Task description:
Every line below that contains "므두셀라는" is to be copied.

Data supplied:
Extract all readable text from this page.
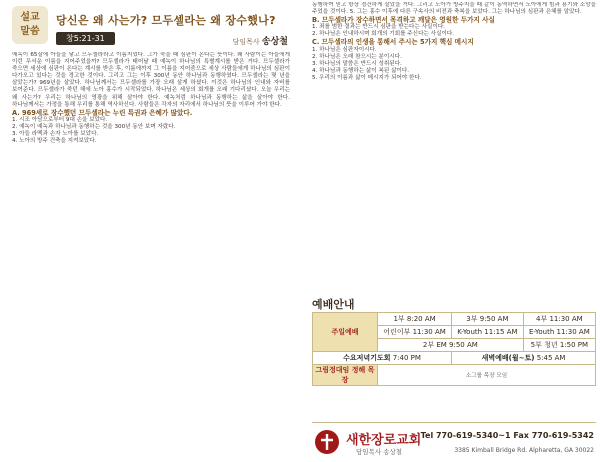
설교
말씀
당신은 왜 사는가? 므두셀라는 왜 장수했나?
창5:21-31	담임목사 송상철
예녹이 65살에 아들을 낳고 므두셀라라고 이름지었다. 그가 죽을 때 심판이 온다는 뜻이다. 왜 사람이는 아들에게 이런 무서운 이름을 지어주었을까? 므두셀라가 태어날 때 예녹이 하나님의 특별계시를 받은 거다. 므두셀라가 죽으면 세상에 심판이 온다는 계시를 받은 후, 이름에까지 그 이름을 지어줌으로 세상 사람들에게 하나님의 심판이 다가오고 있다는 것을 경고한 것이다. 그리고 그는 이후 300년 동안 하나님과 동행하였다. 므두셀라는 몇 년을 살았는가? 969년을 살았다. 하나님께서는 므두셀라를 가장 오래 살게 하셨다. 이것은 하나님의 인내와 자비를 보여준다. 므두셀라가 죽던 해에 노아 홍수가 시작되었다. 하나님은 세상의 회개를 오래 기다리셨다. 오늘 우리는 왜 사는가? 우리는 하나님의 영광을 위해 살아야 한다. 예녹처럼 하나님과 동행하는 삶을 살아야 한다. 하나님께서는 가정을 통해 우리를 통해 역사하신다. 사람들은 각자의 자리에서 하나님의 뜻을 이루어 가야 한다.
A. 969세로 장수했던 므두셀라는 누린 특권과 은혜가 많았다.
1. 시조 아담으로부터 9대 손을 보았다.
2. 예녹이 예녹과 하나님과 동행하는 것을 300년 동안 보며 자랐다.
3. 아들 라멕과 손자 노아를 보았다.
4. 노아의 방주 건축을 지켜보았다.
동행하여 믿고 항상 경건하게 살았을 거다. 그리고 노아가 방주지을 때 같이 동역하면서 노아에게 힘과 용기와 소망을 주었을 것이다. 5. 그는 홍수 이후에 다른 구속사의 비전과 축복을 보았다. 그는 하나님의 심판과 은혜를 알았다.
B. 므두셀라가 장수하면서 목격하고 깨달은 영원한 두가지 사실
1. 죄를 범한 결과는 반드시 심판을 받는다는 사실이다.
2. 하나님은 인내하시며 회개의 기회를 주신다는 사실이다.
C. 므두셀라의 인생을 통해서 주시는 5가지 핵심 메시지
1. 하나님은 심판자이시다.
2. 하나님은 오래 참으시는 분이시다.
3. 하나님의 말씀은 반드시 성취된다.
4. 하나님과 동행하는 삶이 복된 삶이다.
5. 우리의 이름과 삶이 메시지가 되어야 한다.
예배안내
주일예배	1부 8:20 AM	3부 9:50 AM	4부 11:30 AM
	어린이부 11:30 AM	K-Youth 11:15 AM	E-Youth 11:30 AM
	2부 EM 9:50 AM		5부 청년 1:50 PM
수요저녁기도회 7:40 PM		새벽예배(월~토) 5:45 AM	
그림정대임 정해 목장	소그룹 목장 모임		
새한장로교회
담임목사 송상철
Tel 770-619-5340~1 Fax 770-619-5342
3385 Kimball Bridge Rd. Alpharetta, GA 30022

Response:
당신은 왜 사는가? 므두셀라는 왜 장수했나?
예녹이 65살에 아들을 낳고 므두셀라라고 이름지었다. 그가 죽을 때 심판이 온다는 뜻이다. 왜 사람이는 아들에게 이런 무서운 이름을 지어주었을까? 므두셀라가 태어날 때 예녹이 하나님의 특별계시를 받은 거다. 므두셀라가 죽으면 세상에 심판이 온다는 계시를 받은 후, 이름에까지 그 이름을 지어줌으로 세상 사람들에게 하나님의 심판이 다가오고 있다는 것을 경고한 것이다. 그리고 그는 이후 300년 동안 하나님과 동행하였다. 므두셀라는 몇 년을 살았는가? 969년을 살았다. 하나님께서는 므두셀라를 가장 오래 살게 하셨다. 이것은 하나님의 인내와 자비를 보여준다. 므두셀라가 죽던 해에 노아 홍수가 시작되었다. 하나님은 세상의 회개를 오래 기다리셨다. 오늘 우리는 왜 사는가? 우리는 하나님의 영광을 위해 살아야 한다. 예녹처럼 하나님과 동행하는 삶을 살아야 한다. 하나님께서는 가정을 통해 우리를 통해 역사하신다. 사람들은 각자의 자리에서 하나님의 뜻을 이루어 가야 한다.
A. 969세로 장수했던 므두셀라는 누린 특권과 은혜가 많았다.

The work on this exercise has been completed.